▸ **Text for analysis**:
+ + +

All Elegantthemes themes are built on the same code framework and are compatible with WPML. We’ve chosen Foxy, which is one of the most popular themes by Elegantthemes, to show you how to use it with WPML.
Let’s start with an overview of the different elements in need of translation in a site developed with the Foxy theme. Here is the top part of the home page:
- We use a standard WP menu for this tutorial, created from Appearance->Menus. In this menu, Blog and Featured are Post Categories, Portfolio is a page with a custom portfolio template (that retrieves posts with the Portfolio post category), and Home and Testimonials are custom links to, respectively, the home page, and the archive for the custom post type Testimonials. To translate the menu, you first need to translate all items (posts, pages and categories) that the menu entries point to, and then use WPML->WP Menus Sync to automatically translate the menu. This will create a translated menu with the corresponding translated items. You then need to complete the translated menu by adding to it the missing custom links from Appearance->Settings.

+ + +

▸ **Required work**:
**1.** Revise the passage of the Foxy theme translation tutorial from "All Elegantthemes themes" to "it with WPML.", giving it in full with "popular" changed to "widely used".
**2.** Resume the Foxy theme translation tutorial after its final sentence and carry it forward.

+ + +

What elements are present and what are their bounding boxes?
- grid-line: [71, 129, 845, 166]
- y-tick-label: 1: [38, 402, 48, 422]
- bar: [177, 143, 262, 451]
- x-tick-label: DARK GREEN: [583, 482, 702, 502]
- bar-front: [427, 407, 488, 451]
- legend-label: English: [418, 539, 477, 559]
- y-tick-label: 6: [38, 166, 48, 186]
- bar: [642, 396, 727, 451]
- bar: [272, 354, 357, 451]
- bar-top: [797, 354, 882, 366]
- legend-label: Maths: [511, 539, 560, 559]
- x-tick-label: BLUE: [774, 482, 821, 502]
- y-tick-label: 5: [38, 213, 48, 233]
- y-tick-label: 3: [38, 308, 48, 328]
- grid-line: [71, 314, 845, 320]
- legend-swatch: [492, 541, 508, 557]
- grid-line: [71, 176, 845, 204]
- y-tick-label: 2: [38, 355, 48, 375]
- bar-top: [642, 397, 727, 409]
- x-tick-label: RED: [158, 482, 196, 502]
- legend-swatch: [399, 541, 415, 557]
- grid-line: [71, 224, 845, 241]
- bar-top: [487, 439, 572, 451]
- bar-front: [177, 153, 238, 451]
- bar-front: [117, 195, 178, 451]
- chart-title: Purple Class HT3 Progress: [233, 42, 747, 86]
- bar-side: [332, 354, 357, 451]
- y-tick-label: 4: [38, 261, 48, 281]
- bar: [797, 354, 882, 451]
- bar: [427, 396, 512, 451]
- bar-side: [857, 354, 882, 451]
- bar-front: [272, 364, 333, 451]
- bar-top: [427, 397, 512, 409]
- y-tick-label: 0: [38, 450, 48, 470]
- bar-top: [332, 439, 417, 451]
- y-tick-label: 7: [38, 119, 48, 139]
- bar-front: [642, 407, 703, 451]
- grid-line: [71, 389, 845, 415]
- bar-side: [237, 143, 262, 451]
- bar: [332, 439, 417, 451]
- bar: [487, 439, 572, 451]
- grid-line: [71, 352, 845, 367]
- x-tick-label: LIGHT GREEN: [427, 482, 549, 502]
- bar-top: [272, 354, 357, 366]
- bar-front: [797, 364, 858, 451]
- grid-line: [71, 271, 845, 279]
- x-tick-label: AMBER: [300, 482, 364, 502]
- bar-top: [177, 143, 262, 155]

+ + +

▸ **Expected outputs**:
**1.**
All Elegantthemes themes are built on the same code framework and are compatible with WPML. We’ve chosen Foxy, which is one of the most widely used themes by Elegantthemes, to show you how to use it with WPML.

**2.**
- To translate the slider, all you need to do is to ensure that the posts it displays are translated before hand, with their translated category. The slider gets its posts from a post category that you set in Foxy Theme Options, and WPML will automatically retrieve the posts from the translated category when viewing the site in another language.
- The pages displayed in the home layout are defined in Foxy Theme Options as well. Again, WPML will retrieve the translated pages when viewing the site in another language, provided you have translated the pages first.
Here is the bottom part of the home page:
Here, the ‘admin strings’, which are defined in Foxy Theme Options, can be translated using WPML->String Translation under context admin_texts_theme_Foxy, and custom posts such as Testimonials just as any other post (more details on both topics below).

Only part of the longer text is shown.